__What needs to be done__
Pull out each line of the data that includes the word "color".

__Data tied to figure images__
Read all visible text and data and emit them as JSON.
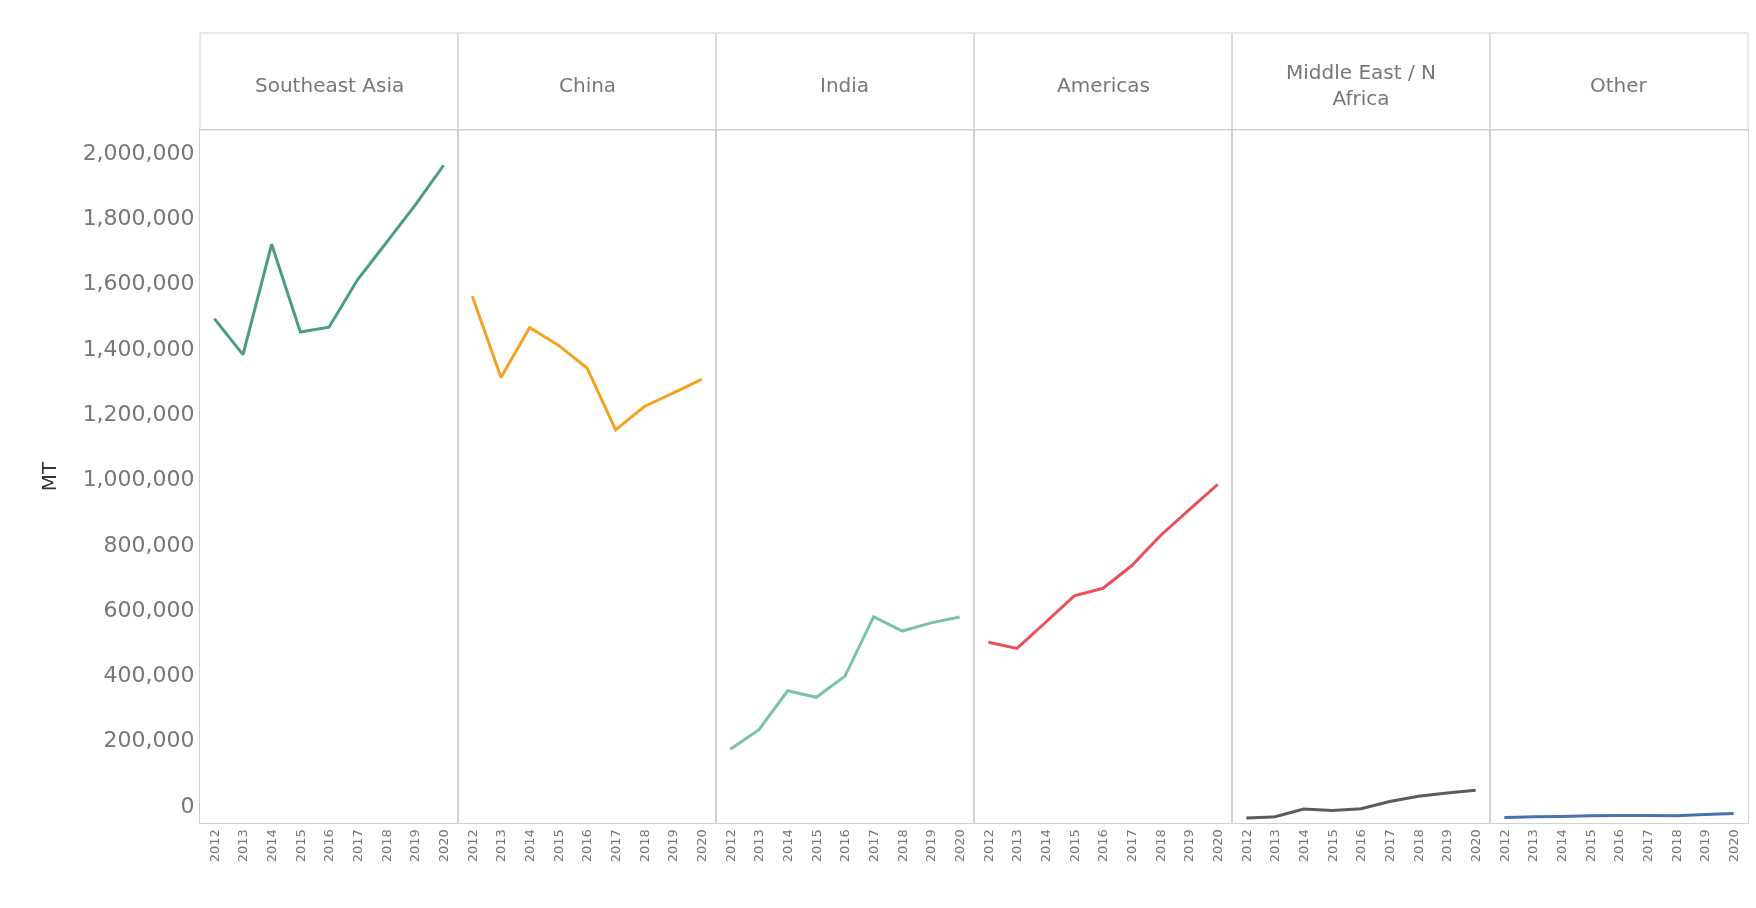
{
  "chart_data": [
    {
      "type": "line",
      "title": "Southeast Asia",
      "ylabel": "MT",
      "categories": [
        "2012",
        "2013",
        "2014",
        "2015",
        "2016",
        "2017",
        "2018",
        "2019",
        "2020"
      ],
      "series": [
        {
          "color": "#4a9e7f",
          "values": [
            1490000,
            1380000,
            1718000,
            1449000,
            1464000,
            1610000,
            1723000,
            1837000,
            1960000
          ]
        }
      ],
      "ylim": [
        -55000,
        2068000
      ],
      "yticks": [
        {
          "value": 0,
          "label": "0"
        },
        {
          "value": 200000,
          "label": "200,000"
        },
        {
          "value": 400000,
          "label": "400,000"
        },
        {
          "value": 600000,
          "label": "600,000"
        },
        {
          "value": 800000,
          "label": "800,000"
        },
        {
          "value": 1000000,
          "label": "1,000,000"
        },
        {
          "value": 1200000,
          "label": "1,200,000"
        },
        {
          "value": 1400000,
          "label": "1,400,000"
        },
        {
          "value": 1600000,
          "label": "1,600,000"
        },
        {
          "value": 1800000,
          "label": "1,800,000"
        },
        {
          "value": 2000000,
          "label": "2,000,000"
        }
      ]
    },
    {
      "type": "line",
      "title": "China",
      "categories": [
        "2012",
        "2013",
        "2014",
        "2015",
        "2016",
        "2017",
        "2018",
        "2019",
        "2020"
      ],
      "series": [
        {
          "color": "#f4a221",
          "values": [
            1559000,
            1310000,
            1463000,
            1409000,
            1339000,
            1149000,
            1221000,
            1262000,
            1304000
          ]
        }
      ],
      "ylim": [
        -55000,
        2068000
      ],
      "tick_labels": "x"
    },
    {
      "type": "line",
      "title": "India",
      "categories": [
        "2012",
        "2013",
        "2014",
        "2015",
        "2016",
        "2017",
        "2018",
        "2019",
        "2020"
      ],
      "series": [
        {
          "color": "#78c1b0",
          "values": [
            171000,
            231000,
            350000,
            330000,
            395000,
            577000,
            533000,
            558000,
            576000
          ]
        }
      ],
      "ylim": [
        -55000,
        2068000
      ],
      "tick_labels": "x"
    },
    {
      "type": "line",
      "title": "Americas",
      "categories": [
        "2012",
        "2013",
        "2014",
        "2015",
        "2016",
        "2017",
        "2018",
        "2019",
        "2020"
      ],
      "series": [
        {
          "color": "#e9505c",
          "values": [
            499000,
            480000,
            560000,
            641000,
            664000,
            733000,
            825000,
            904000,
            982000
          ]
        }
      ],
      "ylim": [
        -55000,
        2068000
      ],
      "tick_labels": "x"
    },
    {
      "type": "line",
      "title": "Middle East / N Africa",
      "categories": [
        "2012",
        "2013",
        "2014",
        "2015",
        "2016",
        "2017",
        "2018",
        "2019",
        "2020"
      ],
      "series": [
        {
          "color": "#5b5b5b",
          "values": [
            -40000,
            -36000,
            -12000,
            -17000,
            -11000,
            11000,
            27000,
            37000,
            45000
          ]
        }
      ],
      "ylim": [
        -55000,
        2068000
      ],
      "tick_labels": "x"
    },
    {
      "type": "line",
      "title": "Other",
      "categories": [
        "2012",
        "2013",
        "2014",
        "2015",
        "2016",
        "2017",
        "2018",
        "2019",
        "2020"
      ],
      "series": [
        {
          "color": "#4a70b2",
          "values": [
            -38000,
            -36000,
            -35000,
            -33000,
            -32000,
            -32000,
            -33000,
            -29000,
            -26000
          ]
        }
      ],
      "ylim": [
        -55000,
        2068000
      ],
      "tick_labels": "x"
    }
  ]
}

__The answer__
          "color": "#4a9e7f",
          "color": "#f4a221",
          "color": "#78c1b0",
          "color": "#e9505c",
          "color": "#5b5b5b",
          "color": "#4a70b2",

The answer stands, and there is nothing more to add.